• WHAT TO DO
Could you quote the rows word for word, from the very first line through the line that contains "The press fitted cap 109 is at (336, 247).", including both?

• SUPPLIED DATA
--- BEGIN ---
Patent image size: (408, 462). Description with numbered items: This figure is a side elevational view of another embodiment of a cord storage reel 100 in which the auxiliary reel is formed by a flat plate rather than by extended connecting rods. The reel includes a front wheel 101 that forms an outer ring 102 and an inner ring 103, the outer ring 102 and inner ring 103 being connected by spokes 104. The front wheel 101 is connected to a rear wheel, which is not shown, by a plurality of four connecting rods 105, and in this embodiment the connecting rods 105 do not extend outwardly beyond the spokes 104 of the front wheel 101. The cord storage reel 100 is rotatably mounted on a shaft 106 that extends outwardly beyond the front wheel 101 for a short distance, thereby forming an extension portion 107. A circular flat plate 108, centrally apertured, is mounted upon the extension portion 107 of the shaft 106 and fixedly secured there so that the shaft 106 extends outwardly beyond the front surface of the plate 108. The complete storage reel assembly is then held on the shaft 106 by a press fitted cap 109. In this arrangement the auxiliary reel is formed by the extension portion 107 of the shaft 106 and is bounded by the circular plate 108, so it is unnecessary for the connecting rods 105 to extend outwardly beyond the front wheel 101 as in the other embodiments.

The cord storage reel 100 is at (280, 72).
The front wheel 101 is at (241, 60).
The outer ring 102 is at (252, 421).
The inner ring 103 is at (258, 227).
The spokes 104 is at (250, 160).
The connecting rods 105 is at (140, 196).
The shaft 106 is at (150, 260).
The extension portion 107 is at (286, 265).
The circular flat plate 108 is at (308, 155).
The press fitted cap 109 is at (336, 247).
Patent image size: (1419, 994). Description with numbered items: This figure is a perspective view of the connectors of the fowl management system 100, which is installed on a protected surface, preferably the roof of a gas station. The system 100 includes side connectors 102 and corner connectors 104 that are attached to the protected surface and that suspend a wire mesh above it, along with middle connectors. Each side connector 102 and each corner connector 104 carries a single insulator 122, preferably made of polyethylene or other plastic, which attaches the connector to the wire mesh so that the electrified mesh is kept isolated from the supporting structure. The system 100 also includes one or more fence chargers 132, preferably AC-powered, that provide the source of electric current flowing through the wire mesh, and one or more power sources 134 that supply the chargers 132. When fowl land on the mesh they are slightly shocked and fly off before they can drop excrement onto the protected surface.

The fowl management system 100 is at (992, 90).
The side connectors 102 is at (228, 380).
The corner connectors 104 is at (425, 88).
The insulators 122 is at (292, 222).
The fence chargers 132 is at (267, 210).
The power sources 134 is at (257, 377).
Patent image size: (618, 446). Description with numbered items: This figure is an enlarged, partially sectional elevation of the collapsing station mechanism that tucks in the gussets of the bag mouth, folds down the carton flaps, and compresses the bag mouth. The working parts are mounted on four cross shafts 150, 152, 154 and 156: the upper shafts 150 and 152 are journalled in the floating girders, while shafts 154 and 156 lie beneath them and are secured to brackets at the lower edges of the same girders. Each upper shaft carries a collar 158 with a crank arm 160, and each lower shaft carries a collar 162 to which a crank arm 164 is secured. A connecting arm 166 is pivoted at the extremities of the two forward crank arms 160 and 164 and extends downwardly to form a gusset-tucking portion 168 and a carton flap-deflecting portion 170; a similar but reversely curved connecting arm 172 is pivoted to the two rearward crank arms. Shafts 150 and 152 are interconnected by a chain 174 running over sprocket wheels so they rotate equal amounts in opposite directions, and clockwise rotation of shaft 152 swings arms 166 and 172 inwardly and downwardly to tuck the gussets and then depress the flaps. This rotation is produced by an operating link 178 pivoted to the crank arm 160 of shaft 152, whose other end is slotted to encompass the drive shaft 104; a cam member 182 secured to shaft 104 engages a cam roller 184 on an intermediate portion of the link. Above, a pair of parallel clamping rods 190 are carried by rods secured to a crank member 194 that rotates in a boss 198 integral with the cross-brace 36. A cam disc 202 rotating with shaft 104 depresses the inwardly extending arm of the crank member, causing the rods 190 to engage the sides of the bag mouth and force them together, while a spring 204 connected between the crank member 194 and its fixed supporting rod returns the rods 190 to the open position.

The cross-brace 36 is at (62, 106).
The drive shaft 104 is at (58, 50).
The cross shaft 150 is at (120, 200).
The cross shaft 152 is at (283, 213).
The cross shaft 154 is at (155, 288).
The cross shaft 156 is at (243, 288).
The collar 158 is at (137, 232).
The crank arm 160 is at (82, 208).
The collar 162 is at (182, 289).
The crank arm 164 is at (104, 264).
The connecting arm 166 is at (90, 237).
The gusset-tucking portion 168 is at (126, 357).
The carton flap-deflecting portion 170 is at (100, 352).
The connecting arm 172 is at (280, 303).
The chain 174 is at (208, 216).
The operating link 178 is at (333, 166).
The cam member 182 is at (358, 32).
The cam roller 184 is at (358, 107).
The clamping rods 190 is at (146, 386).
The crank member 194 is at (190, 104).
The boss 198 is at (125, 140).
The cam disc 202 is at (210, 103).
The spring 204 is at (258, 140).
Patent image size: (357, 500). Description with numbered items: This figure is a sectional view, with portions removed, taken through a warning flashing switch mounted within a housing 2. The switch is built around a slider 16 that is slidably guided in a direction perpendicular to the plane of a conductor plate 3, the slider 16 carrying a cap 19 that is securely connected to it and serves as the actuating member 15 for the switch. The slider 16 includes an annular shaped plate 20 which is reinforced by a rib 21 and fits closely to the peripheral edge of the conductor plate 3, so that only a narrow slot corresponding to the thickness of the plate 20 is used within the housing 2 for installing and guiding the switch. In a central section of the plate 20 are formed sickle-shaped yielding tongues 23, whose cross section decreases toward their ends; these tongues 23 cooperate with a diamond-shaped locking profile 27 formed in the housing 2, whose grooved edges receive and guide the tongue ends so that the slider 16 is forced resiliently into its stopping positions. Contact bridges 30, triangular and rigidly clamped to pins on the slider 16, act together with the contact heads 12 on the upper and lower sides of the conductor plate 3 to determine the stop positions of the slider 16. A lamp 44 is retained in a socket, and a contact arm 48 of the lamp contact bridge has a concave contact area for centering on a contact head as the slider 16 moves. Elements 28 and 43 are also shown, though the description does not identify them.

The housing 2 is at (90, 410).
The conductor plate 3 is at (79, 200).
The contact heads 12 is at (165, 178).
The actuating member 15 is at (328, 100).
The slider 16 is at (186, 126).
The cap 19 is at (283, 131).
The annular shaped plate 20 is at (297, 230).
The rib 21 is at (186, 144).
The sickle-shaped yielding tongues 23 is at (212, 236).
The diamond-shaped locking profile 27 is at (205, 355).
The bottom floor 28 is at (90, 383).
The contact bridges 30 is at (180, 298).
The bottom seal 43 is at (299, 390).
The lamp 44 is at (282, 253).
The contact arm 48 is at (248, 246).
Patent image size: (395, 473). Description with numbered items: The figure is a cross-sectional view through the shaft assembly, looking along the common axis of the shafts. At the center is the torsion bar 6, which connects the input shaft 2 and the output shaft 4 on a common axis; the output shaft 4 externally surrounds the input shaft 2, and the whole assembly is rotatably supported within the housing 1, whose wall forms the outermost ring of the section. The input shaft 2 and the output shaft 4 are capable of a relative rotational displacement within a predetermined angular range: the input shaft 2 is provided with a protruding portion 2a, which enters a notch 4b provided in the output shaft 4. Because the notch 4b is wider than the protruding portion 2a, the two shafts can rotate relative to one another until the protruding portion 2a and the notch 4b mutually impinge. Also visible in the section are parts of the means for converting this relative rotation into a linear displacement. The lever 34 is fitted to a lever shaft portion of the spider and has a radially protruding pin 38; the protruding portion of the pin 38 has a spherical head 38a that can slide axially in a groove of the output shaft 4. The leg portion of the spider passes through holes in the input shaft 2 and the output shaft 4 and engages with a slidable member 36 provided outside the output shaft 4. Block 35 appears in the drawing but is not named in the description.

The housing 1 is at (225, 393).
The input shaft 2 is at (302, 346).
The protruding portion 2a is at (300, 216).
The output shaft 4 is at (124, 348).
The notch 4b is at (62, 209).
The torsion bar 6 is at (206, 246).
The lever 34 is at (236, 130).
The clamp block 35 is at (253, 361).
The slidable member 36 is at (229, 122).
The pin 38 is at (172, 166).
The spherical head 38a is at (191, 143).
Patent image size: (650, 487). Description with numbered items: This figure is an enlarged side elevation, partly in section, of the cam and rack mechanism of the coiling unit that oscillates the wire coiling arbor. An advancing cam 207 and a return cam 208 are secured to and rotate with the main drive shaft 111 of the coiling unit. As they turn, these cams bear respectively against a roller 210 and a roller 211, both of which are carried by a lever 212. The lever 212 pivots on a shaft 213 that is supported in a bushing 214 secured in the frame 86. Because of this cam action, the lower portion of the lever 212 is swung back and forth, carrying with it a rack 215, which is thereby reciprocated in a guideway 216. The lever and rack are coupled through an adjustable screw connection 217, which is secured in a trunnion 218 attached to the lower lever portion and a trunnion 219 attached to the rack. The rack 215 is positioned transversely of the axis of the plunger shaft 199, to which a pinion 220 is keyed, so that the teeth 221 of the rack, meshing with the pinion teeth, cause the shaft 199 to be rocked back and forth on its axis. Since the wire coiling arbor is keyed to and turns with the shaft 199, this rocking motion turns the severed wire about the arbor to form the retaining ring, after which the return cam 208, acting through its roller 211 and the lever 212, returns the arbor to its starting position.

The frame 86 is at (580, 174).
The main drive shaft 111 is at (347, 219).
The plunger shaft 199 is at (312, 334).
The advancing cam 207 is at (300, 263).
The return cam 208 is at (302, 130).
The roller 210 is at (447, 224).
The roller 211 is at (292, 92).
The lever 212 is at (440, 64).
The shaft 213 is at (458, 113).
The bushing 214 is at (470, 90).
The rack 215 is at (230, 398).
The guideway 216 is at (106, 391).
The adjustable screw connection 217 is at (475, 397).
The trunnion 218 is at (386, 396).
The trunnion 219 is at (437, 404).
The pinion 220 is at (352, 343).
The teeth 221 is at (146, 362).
--- END ---
• REPLY
Patent image size: (408, 462). Description with numbered items: This figure is a side elevational view of another embodiment of a cord storage reel 100 in which the auxiliary reel is formed by a flat plate rather than by extended connecting rods. The reel includes a front wheel 101 that forms an outer ring 102 and an inner ring 103, the outer ring 102 and inner ring 103 being connected by spokes 104. The front wheel 101 is connected to a rear wheel, which is not shown, by a plurality of four connecting rods 105, and in this embodiment the connecting rods 105 do not extend outwardly beyond the spokes 104 of the front wheel 101. The cord storage reel 100 is rotatably mounted on a shaft 106 that extends outwardly beyond the front wheel 101 for a short distance, thereby forming an extension portion 107. A circular flat plate 108, centrally apertured, is mounted upon the extension portion 107 of the shaft 106 and fixedly secured there so that the shaft 106 extends outwardly beyond the front surface of the plate 108. The complete storage reel assembly is then held on the shaft 106 by a press fitted cap 109. In this arrangement the auxiliary reel is formed by the extension portion 107 of the shaft 106 and is bounded by the circular plate 108, so it is unnecessary for the connecting rods 105 to extend outwardly beyond the front wheel 101 as in the other embodiments.

The cord storage reel 100 is at (280, 72).
The front wheel 101 is at (241, 60).
The outer ring 102 is at (252, 421).
The inner ring 103 is at (258, 227).
The spokes 104 is at (250, 160).
The connecting rods 105 is at (140, 196).
The shaft 106 is at (150, 260).
The extension portion 107 is at (286, 265).
The circular flat plate 108 is at (308, 155).
The press fitted cap 109 is at (336, 247).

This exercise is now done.